--- begin Records shown ---
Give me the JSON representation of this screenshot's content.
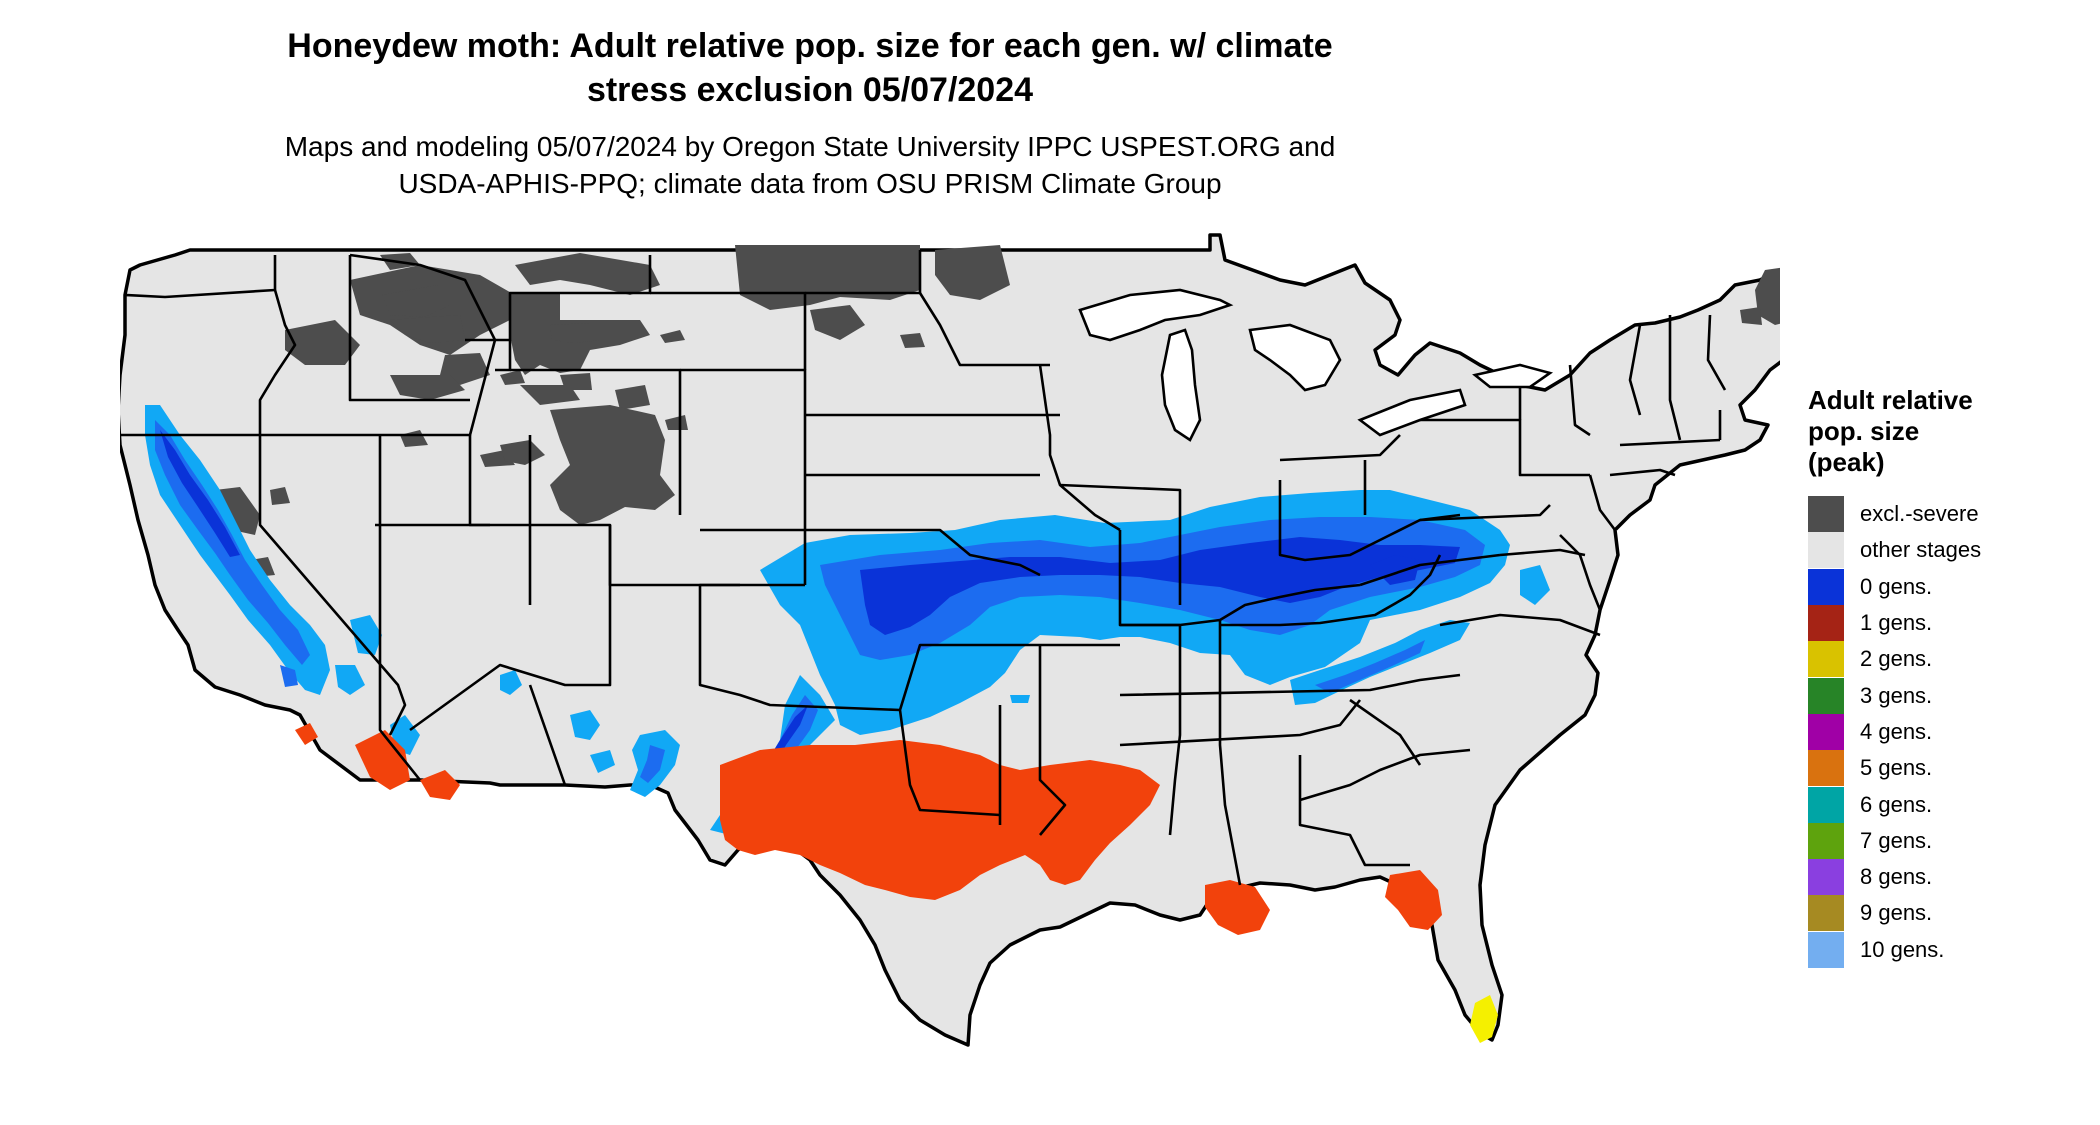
{
  "title": {
    "line1": "Honeydew moth: Adult relative pop. size for each gen. w/ climate",
    "line2": "stress exclusion 05/07/2024"
  },
  "subtitle": {
    "line1": "Maps and modeling 05/07/2024 by Oregon State University IPPC USPEST.ORG and",
    "line2": "USDA-APHIS-PPQ; climate data from OSU PRISM Climate Group"
  },
  "legend": {
    "title_lines": [
      "Adult relative",
      "pop. size",
      "(peak)"
    ],
    "items": [
      {
        "label": "excl.-severe",
        "color": "#4d4d4d"
      },
      {
        "label": "other stages",
        "color": "#e5e5e5"
      },
      {
        "label": "0 gens.",
        "color": "#0a33d8"
      },
      {
        "label": "1 gens.",
        "color": "#a52315"
      },
      {
        "label": "2 gens.",
        "color": "#d9c200"
      },
      {
        "label": "3 gens.",
        "color": "#278427"
      },
      {
        "label": "4 gens.",
        "color": "#a000a6"
      },
      {
        "label": "5 gens.",
        "color": "#d9720f"
      },
      {
        "label": "6 gens.",
        "color": "#00a5a5"
      },
      {
        "label": "7 gens.",
        "color": "#5ea30d"
      },
      {
        "label": "8 gens.",
        "color": "#8a3fe0"
      },
      {
        "label": "9 gens.",
        "color": "#a68a22"
      },
      {
        "label": "10 gens.",
        "color": "#73aef0"
      }
    ]
  },
  "map_colors": {
    "land": "#e5e5e5",
    "excluded": "#4d4d4d",
    "light_blue": "#11a8f5",
    "mid_blue": "#1c6cf0",
    "deep_blue": "#0a33d8",
    "orange_red": "#f2420c",
    "yellow": "#f5f000",
    "border": "#000000"
  }
}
--- end Records shown ---
§ Problem statement
Pictures are not part of the copy; output everything else in the records exactly.

§ Full output
Give me the JSON representation of this screenshot's content.
{
  "title": {
    "line1": "Honeydew moth: Adult relative pop. size for each gen. w/ climate",
    "line2": "stress exclusion 05/07/2024"
  },
  "subtitle": {
    "line1": "Maps and modeling 05/07/2024 by Oregon State University IPPC USPEST.ORG and",
    "line2": "USDA-APHIS-PPQ; climate data from OSU PRISM Climate Group"
  },
  "legend": {
    "title_lines": [
      "Adult relative",
      "pop. size",
      "(peak)"
    ],
    "items": [
      {
        "label": "excl.-severe",
        "color": "#4d4d4d"
      },
      {
        "label": "other stages",
        "color": "#e5e5e5"
      },
      {
        "label": "0 gens.",
        "color": "#0a33d8"
      },
      {
        "label": "1 gens.",
        "color": "#a52315"
      },
      {
        "label": "2 gens.",
        "color": "#d9c200"
      },
      {
        "label": "3 gens.",
        "color": "#278427"
      },
      {
        "label": "4 gens.",
        "color": "#a000a6"
      },
      {
        "label": "5 gens.",
        "color": "#d9720f"
      },
      {
        "label": "6 gens.",
        "color": "#00a5a5"
      },
      {
        "label": "7 gens.",
        "color": "#5ea30d"
      },
      {
        "label": "8 gens.",
        "color": "#8a3fe0"
      },
      {
        "label": "9 gens.",
        "color": "#a68a22"
      },
      {
        "label": "10 gens.",
        "color": "#73aef0"
      }
    ]
  },
  "map_colors": {
    "land": "#e5e5e5",
    "excluded": "#4d4d4d",
    "light_blue": "#11a8f5",
    "mid_blue": "#1c6cf0",
    "deep_blue": "#0a33d8",
    "orange_red": "#f2420c",
    "yellow": "#f5f000",
    "border": "#000000"
  }
}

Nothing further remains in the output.